PROBLEM TO WORK ON: The records below hold pictures; please leave those out and retype the rest exactly.

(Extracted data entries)
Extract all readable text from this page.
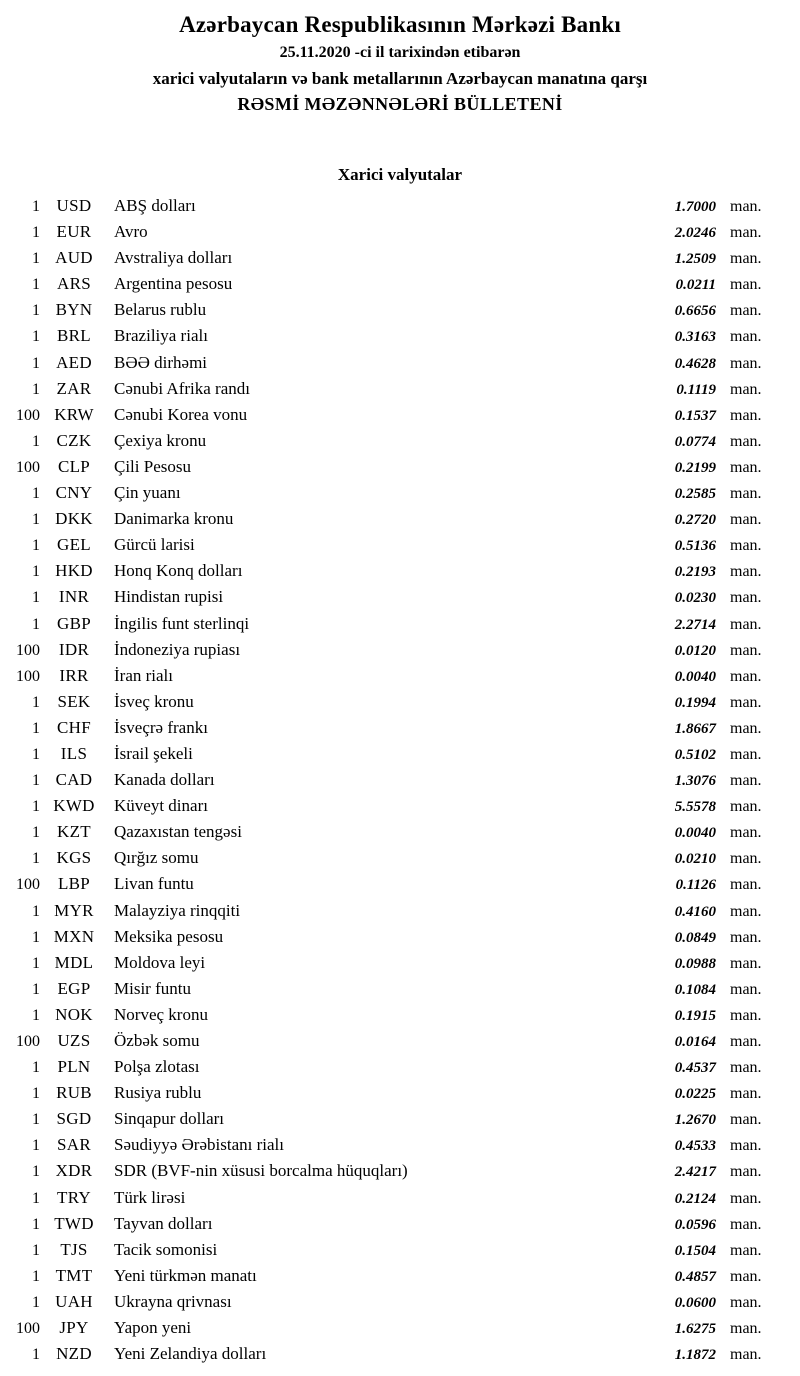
Azərbaycan Respublikasının Mərkəzi Bankı
25.11.2020 -ci il tarixindən etibarən
xarici valyutaların və bank metallarının Azərbaycan manatına qarşı
RƏSMİ MƏZƏNNƏLƏRİ BÜLLETENİ
Xarici valyutalar
1 USD	ABŞ dolları	1.7000 man.
1 EUR	Avro	2.0246 man.
1 AUD	Avstraliya dolları	1.2509 man.
1	ARS	Argentina pesosu	0.0211 man.
1 BYN	Belarus rublu	0.6656 man.
1	BRL	Braziliya rialı	0.3163 man.
1 AED	BƏƏ dirhəmi	0.4628 man.
1 ZAR	Cənubi Afrika randı	0.1119 man.
100 KRW	Cənubi Korea vonu	0.1537 man.
1 CZK	Çexiya kronu	0.0774 man.
100	CLP	Çili Pesosu	0.2199 man.
1 CNY	Çin yuanı	0.2585 man.
1 DKK	Danimarka kronu	0.2720 man.
1	GEL	Gürcü larisi	0.5136 man.
1 HKD	Honq Konq dolları	0.2193 man.
1	INR	Hindistan rupisi	0.0230 man.
1	GBP	İngilis funt sterlinqi	2.2714 man.
100	IDR	İndoneziya rupiası	0.0120 man.
100	IRR	İran rialı	0.0040 man.
1	SEK	İsveç kronu	0.1994 man.
1	CHF	İsveçrə frankı	1.8667 man.
1	ILS	İsrail şekeli	0.5102 man.
1 CAD	Kanada dolları	1.3076 man.
1 KWD	Küveyt dinarı	5.5578 man.
1	KZT	Qazaxıstan tengəsi	0.0040 man.
1 KGS	Qırğız somu	0.0210 man.
100	LBP	Livan funtu	0.1126 man.
1 MYR	Malayziya rinqqiti	0.4160 man.
1 MXN	Meksika pesosu	0.0849 man.
1 MDL	Moldova leyi	0.0988 man.
1	EGP	Misir funtu	0.1084 man.
1 NOK	Norveç kronu	0.1915 man.
100	UZS	Özbək somu	0.0164 man.
1	PLN	Polşa zlotası	0.4537 man.
1 RUB	Rusiya rublu	0.0225 man.
1 SGD	Sinqapur dolları	1.2670 man.
1	SAR	Səudiyyə Ərəbistanı rialı	0.4533 man.
1 XDR	SDR (BVF-nin xüsusi borcalma hüquqları)	2.4217 man.
1	TRY	Türk lirəsi	0.2124 man.
1 TWD	Tayvan dolları	0.0596 man.
1	TJS	Tacik somonisi	0.1504 man.
1 TMT	Yeni türkmən manatı	0.4857 man.
1 UAH	Ukrayna qrivnası	0.0600 man.
100	JPY	Yapon yeni	1.6275 man.
1 NZD	Yeni Zelandiya dolları	1.1872 man.
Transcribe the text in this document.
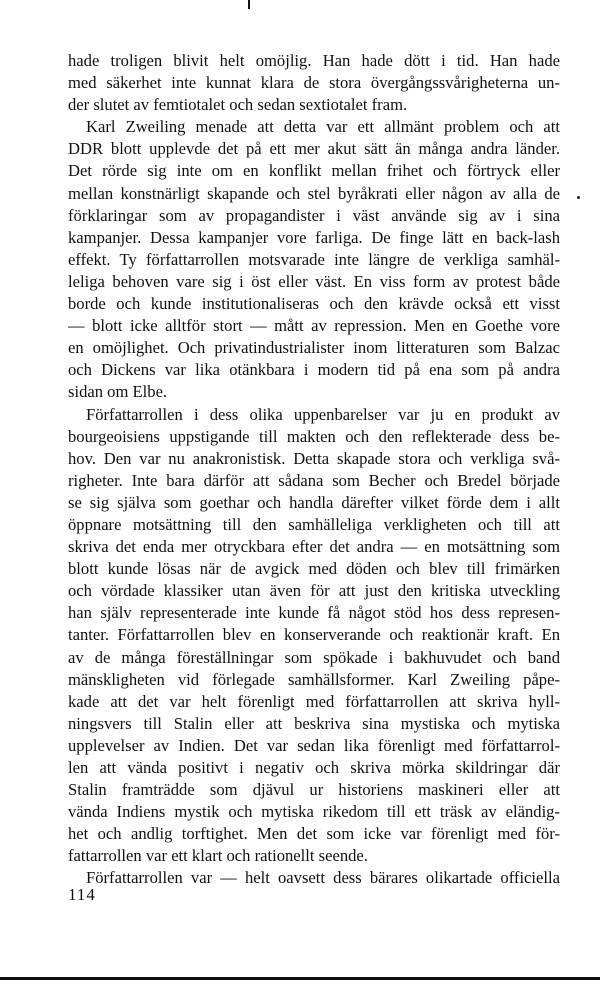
hade troligen blivit helt omöjlig. Han hade dött i tid. Han hade
med säkerhet inte kunnat klara de stora övergångssvårigheterna un-
der slutet av femtiotalet och sedan sextiotalet fram.
Karl Zweiling menade att detta var ett allmänt problem och att
DDR blott upplevde det på ett mer akut sätt än många andra länder.
Det rörde sig inte om en konflikt mellan frihet och förtryck eller
mellan konstnärligt skapande och stel byråkrati eller någon av alla de
förklaringar som av propagandister i väst använde sig av i sina
kampanjer. Dessa kampanjer vore farliga. De finge lätt en back-lash
effekt. Ty författarrollen motsvarade inte längre de verkliga samhäl-
leliga behoven vare sig i öst eller väst. En viss form av protest både
borde och kunde institutionaliseras och den krävde också ett visst
— blott icke alltför stort — mått av repression. Men en Goethe vore
en omöjlighet. Och privatindustrialister inom litteraturen som Balzac
och Dickens var lika otänkbara i modern tid på ena som på andra
sidan om Elbe.
Författarrollen i dess olika uppenbarelser var ju en produkt av
bourgeoisiens uppstigande till makten och den reflekterade dess be-
hov. Den var nu anakronistisk. Detta skapade stora och verkliga svå-
righeter. Inte bara därför att sådana som Becher och Bredel började
se sig själva som goethar och handla därefter vilket förde dem i allt
öppnare motsättning till den samhälleliga verkligheten och till att
skriva det enda mer otryckbara efter det andra — en motsättning som
blott kunde lösas när de avgick med döden och blev till frimärken
och vördade klassiker utan även för att just den kritiska utveckling
han själv representerade inte kunde få något stöd hos dess represen-
tanter. Författarrollen blev en konserverande och reaktionär kraft. En
av de många föreställningar som spökade i bakhuvudet och band
mänskligheten vid förlegade samhällsformer. Karl Zweiling påpe-
kade att det var helt förenligt med författarrollen att skriva hyll-
ningsvers till Stalin eller att beskriva sina mystiska och mytiska
upplevelser av Indien. Det var sedan lika förenligt med författarrol-
len att vända positivt i negativ och skriva mörka skildringar där
Stalin framträdde som djävul ur historiens maskineri eller att
vända Indiens mystik och mytiska rikedom till ett träsk av eländig-
het och andlig torftighet. Men det som icke var förenligt med för-
fattarrollen var ett klart och rationellt seende.
Författarrollen var — helt oavsett dess bärares olikartade officiella
114
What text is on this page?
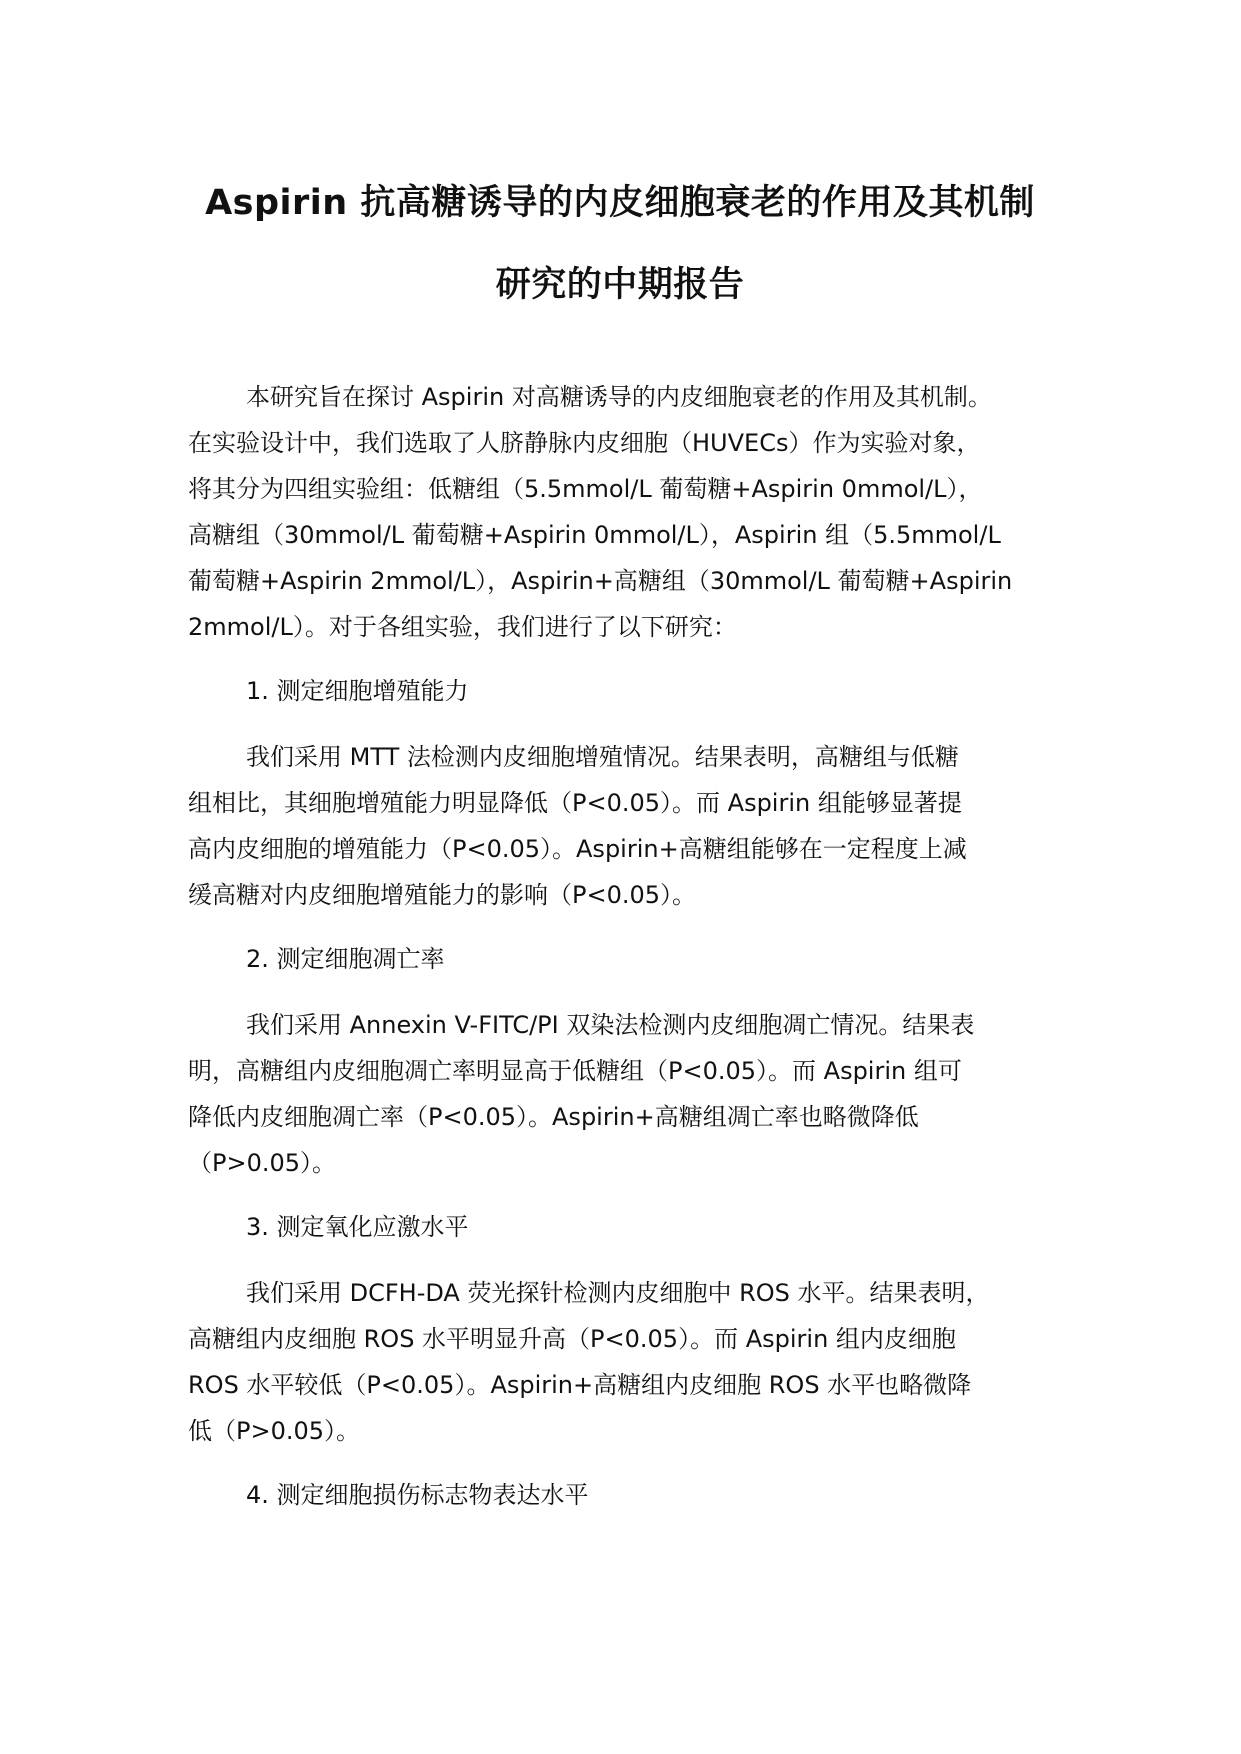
Aspirin 抗高糖诱导的内皮细胞衰老的作用及其机制
研究的中期报告

本研究旨在探讨 Aspirin 对高糖诱导的内皮细胞衰老的作用及其机制。
在实验设计中，我们选取了人脐静脉内皮细胞（HUVECs）作为实验对象，
将其分为四组实验组：低糖组（5.5mmol/L 葡萄糖+Aspirin 0mmol/L），
高糖组（30mmol/L 葡萄糖+Aspirin 0mmol/L），Aspirin 组（5.5mmol/L
葡萄糖+Aspirin 2mmol/L），Aspirin+高糖组（30mmol/L 葡萄糖+Aspirin
2mmol/L）。对于各组实验，我们进行了以下研究：

1. 测定细胞增殖能力

我们采用 MTT 法检测内皮细胞增殖情况。结果表明，高糖组与低糖
组相比，其细胞增殖能力明显降低（P<0.05）。而 Aspirin 组能够显著提
高内皮细胞的增殖能力（P<0.05）。Aspirin+高糖组能够在一定程度上减
缓高糖对内皮细胞增殖能力的影响（P<0.05）。

2. 测定细胞凋亡率

我们采用 Annexin V-FITC/PI 双染法检测内皮细胞凋亡情况。结果表
明，高糖组内皮细胞凋亡率明显高于低糖组（P<0.05）。而 Aspirin 组可
降低内皮细胞凋亡率（P<0.05）。Aspirin+高糖组凋亡率也略微降低
（P>0.05）。

3. 测定氧化应激水平

我们采用 DCFH-DA 荧光探针检测内皮细胞中 ROS 水平。结果表明，
高糖组内皮细胞 ROS 水平明显升高（P<0.05）。而 Aspirin 组内皮细胞
ROS 水平较低（P<0.05）。Aspirin+高糖组内皮细胞 ROS 水平也略微降
低（P>0.05）。

4. 测定细胞损伤标志物表达水平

WRITTEN RESPONSE:
Extract all readable text from this page.
Azərbaycan Respublikasının Mərkəzi Bankı
25.11.2020 -ci il tarixindən etibarən
xarici valyutaların və bank metallarının Azərbaycan manatına qarşı
RƏSMİ MƏZƏNNƏLƏRİ BÜLLETENİ
Xarici valyutalar
1 USD	ABŞ dolları	1.7000 man.
1 EUR	Avro	2.0246 man.
1 AUD	Avstraliya dolları	1.2509 man.
1	ARS	Argentina pesosu	0.0211 man.
1 BYN	Belarus rublu	0.6656 man.
1	BRL	Braziliya rialı	0.3163 man.
1 AED	BƏƏ dirhəmi	0.4628 man.
1 ZAR	Cənubi Afrika randı	0.1119 man.
100 KRW	Cənubi Korea vonu	0.1537 man.
1 CZK	Çexiya kronu	0.0774 man.
100	CLP	Çili Pesosu	0.2199 man.
1 CNY	Çin yuanı	0.2585 man.
1 DKK	Danimarka kronu	0.2720 man.
1	GEL	Gürcü larisi	0.5136 man.
1 HKD	Honq Konq dolları	0.2193 man.
1	INR	Hindistan rupisi	0.0230 man.
1	GBP	İngilis funt sterlinqi	2.2714 man.
100	IDR	İndoneziya rupiası	0.0120 man.
100	IRR	İran rialı	0.0040 man.
1	SEK	İsveç kronu	0.1994 man.
1	CHF	İsveçrə frankı	1.8667 man.
1	ILS	İsrail şekeli	0.5102 man.
1 CAD	Kanada dolları	1.3076 man.
1 KWD	Küveyt dinarı	5.5578 man.
1	KZT	Qazaxıstan tengəsi	0.0040 man.
1 KGS	Qırğız somu	0.0210 man.
100	LBP	Livan funtu	0.1126 man.
1 MYR	Malayziya rinqqiti	0.4160 man.
1 MXN	Meksika pesosu	0.0849 man.
1 MDL	Moldova leyi	0.0988 man.
1	EGP	Misir funtu	0.1084 man.
1 NOK	Norveç kronu	0.1915 man.
100	UZS	Özbək somu	0.0164 man.
1	PLN	Polşa zlotası	0.4537 man.
1 RUB	Rusiya rublu	0.0225 man.
1 SGD	Sinqapur dolları	1.2670 man.
1	SAR	Səudiyyə Ərəbistanı rialı	0.4533 man.
1 XDR	SDR (BVF-nin xüsusi borcalma hüquqları)	2.4217 man.
1	TRY	Türk lirəsi	0.2124 man.
1 TWD	Tayvan dolları	0.0596 man.
1	TJS	Tacik somonisi	0.1504 man.
1 TMT	Yeni türkmən manatı	0.4857 man.
1 UAH	Ukrayna qrivnası	0.0600 man.
100	JPY	Yapon yeni	1.6275 man.
1 NZD	Yeni Zelandiya dolları	1.1872 man.
Transcribe the text in this document.
hade troligen blivit helt omöjlig. Han hade dött i tid. Han hade
med säkerhet inte kunnat klara de stora övergångssvårigheterna un-
der slutet av femtiotalet och sedan sextiotalet fram.
Karl Zweiling menade att detta var ett allmänt problem och att
DDR blott upplevde det på ett mer akut sätt än många andra länder.
Det rörde sig inte om en konflikt mellan frihet och förtryck eller
mellan konstnärligt skapande och stel byråkrati eller någon av alla de
förklaringar som av propagandister i väst använde sig av i sina
kampanjer. Dessa kampanjer vore farliga. De finge lätt en back-lash
effekt. Ty författarrollen motsvarade inte längre de verkliga samhäl-
leliga behoven vare sig i öst eller väst. En viss form av protest både
borde och kunde institutionaliseras och den krävde också ett visst
— blott icke alltför stort — mått av repression. Men en Goethe vore
en omöjlighet. Och privatindustrialister inom litteraturen som Balzac
och Dickens var lika otänkbara i modern tid på ena som på andra
sidan om Elbe.
Författarrollen i dess olika uppenbarelser var ju en produkt av
bourgeoisiens uppstigande till makten och den reflekterade dess be-
hov. Den var nu anakronistisk. Detta skapade stora och verkliga svå-
righeter. Inte bara därför att sådana som Becher och Bredel började
se sig själva som goethar och handla därefter vilket förde dem i allt
öppnare motsättning till den samhälleliga verkligheten och till att
skriva det enda mer otryckbara efter det andra — en motsättning som
blott kunde lösas när de avgick med döden och blev till frimärken
och vördade klassiker utan även för att just den kritiska utveckling
han själv representerade inte kunde få något stöd hos dess represen-
tanter. Författarrollen blev en konserverande och reaktionär kraft. En
av de många föreställningar som spökade i bakhuvudet och band
mänskligheten vid förlegade samhällsformer. Karl Zweiling påpe-
kade att det var helt förenligt med författarrollen att skriva hyll-
ningsvers till Stalin eller att beskriva sina mystiska och mytiska
upplevelser av Indien. Det var sedan lika förenligt med författarrol-
len att vända positivt i negativ och skriva mörka skildringar där
Stalin framträdde som djävul ur historiens maskineri eller att
vända Indiens mystik och mytiska rikedom till ett träsk av eländig-
het och andlig torftighet. Men det som icke var förenligt med för-
fattarrollen var ett klart och rationellt seende.
Författarrollen var — helt oavsett dess bärares olikartade officiella
114
What text is on this page?
Aspirin 抗高糖诱导的内皮细胞衰老的作用及其机制
研究的中期报告

本研究旨在探讨 Aspirin 对高糖诱导的内皮细胞衰老的作用及其机制。
在实验设计中，我们选取了人脐静脉内皮细胞（HUVECs）作为实验对象，
将其分为四组实验组：低糖组（5.5mmol/L 葡萄糖+Aspirin 0mmol/L），
高糖组（30mmol/L 葡萄糖+Aspirin 0mmol/L），Aspirin 组（5.5mmol/L
葡萄糖+Aspirin 2mmol/L），Aspirin+高糖组（30mmol/L 葡萄糖+Aspirin
2mmol/L）。对于各组实验，我们进行了以下研究：

1. 测定细胞增殖能力

我们采用 MTT 法检测内皮细胞增殖情况。结果表明，高糖组与低糖
组相比，其细胞增殖能力明显降低（P<0.05）。而 Aspirin 组能够显著提
高内皮细胞的增殖能力（P<0.05）。Aspirin+高糖组能够在一定程度上减
缓高糖对内皮细胞增殖能力的影响（P<0.05）。

2. 测定细胞凋亡率

我们采用 Annexin V-FITC/PI 双染法检测内皮细胞凋亡情况。结果表
明，高糖组内皮细胞凋亡率明显高于低糖组（P<0.05）。而 Aspirin 组可
降低内皮细胞凋亡率（P<0.05）。Aspirin+高糖组凋亡率也略微降低
（P>0.05）。

3. 测定氧化应激水平

我们采用 DCFH-DA 荧光探针检测内皮细胞中 ROS 水平。结果表明，
高糖组内皮细胞 ROS 水平明显升高（P<0.05）。而 Aspirin 组内皮细胞
ROS 水平较低（P<0.05）。Aspirin+高糖组内皮细胞 ROS 水平也略微降
低（P>0.05）。

4. 测定细胞损伤标志物表达水平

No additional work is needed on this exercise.